GOAL -
Copy the records word for word, from the start of the records through the line that contains "legend-label-observed-median: Havaintojen mediaani", with that line included.

Layout element annotations
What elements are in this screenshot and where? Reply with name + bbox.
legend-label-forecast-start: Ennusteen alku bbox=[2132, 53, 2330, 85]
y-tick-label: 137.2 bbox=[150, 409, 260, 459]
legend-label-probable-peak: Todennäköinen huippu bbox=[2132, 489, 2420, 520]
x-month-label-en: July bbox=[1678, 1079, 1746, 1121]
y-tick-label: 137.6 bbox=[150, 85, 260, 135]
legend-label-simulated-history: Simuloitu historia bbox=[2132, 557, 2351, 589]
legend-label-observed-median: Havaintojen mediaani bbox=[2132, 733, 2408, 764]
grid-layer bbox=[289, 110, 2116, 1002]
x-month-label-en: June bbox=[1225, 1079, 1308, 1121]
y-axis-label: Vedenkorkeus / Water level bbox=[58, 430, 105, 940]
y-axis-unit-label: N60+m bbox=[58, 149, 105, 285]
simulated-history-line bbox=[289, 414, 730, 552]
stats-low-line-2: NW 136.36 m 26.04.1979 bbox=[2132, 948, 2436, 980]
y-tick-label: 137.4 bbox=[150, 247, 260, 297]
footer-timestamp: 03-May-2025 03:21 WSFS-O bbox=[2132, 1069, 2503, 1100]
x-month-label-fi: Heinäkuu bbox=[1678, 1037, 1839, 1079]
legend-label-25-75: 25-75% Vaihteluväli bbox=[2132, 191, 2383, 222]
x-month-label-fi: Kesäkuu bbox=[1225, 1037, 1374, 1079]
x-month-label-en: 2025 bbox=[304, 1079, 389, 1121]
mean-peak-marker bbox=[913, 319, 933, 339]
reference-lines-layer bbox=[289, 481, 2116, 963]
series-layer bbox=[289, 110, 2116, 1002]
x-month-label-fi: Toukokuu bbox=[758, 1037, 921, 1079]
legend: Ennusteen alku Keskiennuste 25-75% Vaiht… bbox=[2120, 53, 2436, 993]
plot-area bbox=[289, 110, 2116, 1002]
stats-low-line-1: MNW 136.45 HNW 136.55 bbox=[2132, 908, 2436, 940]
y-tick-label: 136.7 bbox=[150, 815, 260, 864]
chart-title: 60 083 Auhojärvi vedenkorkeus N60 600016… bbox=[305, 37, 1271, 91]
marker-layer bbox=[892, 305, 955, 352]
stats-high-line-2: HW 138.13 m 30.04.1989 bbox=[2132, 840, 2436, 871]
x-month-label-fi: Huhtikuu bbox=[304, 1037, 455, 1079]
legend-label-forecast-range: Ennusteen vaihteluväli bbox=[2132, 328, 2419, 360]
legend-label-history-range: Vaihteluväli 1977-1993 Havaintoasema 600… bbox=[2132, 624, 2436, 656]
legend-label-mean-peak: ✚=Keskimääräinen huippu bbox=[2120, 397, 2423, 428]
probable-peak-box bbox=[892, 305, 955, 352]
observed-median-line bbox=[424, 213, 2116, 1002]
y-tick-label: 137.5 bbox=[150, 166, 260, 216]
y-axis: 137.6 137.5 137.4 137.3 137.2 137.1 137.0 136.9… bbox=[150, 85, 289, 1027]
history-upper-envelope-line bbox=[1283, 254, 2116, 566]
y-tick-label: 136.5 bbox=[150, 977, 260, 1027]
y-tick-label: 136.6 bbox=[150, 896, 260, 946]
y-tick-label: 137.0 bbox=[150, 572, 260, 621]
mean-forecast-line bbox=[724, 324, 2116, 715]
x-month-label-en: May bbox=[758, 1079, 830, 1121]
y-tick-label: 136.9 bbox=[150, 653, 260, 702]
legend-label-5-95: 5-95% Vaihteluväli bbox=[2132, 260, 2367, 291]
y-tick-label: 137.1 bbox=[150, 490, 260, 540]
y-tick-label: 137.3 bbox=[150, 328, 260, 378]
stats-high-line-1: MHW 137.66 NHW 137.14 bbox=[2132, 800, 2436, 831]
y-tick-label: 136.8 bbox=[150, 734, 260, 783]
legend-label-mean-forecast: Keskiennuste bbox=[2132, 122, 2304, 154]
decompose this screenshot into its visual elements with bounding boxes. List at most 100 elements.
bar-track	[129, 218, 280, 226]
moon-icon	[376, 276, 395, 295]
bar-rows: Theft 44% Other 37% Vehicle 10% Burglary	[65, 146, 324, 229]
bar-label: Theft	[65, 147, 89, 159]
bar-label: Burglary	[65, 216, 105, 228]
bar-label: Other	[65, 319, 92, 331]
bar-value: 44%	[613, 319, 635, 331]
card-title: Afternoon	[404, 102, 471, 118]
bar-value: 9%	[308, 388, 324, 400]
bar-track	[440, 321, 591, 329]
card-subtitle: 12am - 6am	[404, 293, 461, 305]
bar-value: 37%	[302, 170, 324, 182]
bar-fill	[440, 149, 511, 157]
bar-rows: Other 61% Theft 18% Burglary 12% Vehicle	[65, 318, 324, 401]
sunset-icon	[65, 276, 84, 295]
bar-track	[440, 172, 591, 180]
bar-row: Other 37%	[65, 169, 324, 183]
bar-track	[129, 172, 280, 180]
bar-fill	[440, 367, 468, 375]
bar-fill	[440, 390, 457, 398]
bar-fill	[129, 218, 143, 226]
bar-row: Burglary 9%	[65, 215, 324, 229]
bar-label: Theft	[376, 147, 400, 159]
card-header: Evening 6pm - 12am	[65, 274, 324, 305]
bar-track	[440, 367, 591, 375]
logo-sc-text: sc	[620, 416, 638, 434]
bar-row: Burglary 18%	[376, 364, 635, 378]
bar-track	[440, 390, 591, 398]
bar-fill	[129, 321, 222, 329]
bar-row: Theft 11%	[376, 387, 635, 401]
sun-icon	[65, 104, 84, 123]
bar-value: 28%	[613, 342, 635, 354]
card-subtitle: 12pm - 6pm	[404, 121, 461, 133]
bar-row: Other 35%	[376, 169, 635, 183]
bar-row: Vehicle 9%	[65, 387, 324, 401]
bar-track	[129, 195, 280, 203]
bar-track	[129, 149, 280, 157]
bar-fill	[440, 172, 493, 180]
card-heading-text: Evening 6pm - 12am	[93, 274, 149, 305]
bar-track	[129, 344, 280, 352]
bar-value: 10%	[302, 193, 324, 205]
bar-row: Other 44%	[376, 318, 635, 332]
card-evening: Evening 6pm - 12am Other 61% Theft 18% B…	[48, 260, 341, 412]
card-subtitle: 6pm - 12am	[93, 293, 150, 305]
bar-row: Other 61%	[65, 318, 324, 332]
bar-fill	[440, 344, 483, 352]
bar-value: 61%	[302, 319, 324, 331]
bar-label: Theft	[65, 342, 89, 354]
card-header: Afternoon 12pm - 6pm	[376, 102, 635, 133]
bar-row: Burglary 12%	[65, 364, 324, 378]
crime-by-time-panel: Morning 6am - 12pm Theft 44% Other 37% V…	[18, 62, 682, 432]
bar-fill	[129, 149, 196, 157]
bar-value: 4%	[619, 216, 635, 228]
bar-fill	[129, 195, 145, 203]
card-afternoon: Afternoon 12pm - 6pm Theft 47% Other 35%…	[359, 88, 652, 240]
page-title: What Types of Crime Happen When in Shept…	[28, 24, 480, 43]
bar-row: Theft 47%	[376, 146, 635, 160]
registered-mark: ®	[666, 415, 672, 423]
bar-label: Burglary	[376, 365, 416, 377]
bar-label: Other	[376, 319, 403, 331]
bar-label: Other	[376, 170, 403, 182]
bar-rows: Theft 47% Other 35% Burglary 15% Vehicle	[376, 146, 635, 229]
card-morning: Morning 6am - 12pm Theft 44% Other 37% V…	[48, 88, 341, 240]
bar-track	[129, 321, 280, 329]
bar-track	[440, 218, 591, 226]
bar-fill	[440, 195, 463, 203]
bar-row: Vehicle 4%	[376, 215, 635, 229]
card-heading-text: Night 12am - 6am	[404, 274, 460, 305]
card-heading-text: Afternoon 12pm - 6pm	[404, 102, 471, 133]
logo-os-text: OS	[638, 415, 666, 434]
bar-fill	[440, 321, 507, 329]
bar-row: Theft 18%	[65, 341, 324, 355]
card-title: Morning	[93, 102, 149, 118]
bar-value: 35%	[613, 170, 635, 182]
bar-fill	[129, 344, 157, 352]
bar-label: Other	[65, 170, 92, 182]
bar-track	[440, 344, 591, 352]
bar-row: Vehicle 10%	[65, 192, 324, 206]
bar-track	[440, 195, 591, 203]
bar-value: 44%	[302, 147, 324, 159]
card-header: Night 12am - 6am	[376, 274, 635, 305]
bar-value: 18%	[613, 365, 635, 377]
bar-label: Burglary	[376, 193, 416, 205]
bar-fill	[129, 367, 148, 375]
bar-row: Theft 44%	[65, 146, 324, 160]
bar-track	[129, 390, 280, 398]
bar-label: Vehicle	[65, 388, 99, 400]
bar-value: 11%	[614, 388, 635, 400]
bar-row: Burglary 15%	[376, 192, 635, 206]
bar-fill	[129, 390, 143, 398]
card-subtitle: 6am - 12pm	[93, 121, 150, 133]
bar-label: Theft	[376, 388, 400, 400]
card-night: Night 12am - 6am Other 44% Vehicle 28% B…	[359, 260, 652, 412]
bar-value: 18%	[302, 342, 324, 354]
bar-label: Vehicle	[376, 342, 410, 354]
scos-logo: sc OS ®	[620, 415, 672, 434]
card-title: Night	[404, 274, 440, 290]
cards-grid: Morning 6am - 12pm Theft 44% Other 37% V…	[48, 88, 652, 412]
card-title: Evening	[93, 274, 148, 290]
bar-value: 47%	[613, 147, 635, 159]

WRITTEN REPLY -
What elements are in this screenshot and where? Reply with name + bbox.
legend-label-forecast-start: Ennusteen alku bbox=[2132, 53, 2330, 85]
y-tick-label: 137.2 bbox=[150, 409, 260, 459]
legend-label-probable-peak: Todennäköinen huippu bbox=[2132, 489, 2420, 520]
x-month-label-en: July bbox=[1678, 1079, 1746, 1121]
y-tick-label: 137.6 bbox=[150, 85, 260, 135]
legend-label-simulated-history: Simuloitu historia bbox=[2132, 557, 2351, 589]
legend-label-observed-median: Havaintojen mediaani bbox=[2132, 733, 2408, 764]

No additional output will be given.